Data to process:

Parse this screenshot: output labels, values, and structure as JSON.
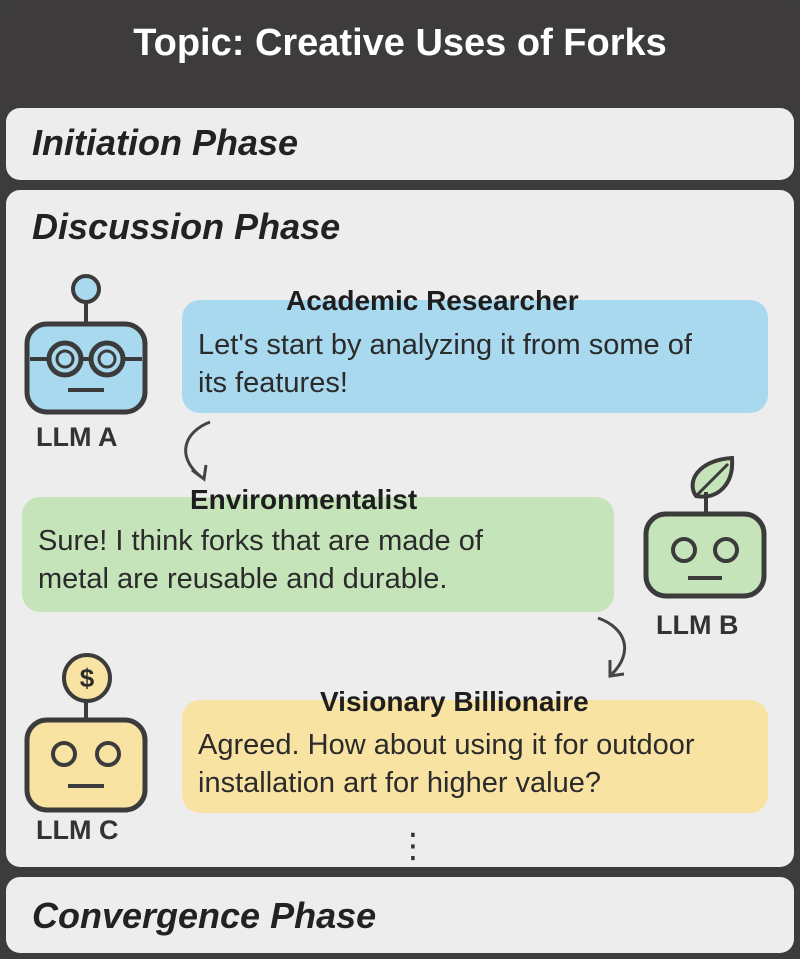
{
  "title": "Topic: Creative Uses of Forks",
  "phases": {
    "initiation": "Initiation Phase",
    "discussion": "Discussion Phase",
    "convergence": "Convergence Phase"
  },
  "agents": [
    {
      "label": "LLM A",
      "role": "Academic Researcher",
      "message_line1": "Let's start by analyzing it from some of",
      "message_line2": "its features!",
      "color": "#a9d9ee",
      "accessory": "antenna-ball"
    },
    {
      "label": "LLM B",
      "role": "Environmentalist",
      "message_line1": "Sure! I think forks that are made of",
      "message_line2": "metal are reusable and durable.",
      "color": "#c6e4b9",
      "accessory": "leaf"
    },
    {
      "label": "LLM C",
      "role": "Visionary Billionaire",
      "message_line1": "Agreed. How about using it for outdoor",
      "message_line2": "installation art for higher value?",
      "color": "#f9e3a3",
      "accessory": "dollar-coin"
    }
  ],
  "coin_symbol": "$",
  "ellipsis": "⋮"
}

The request:
List each line of the entries that holds the string "color".

Output for this exercise:
      "color": "#a9d9ee",
      "color": "#c6e4b9",
      "color": "#f9e3a3",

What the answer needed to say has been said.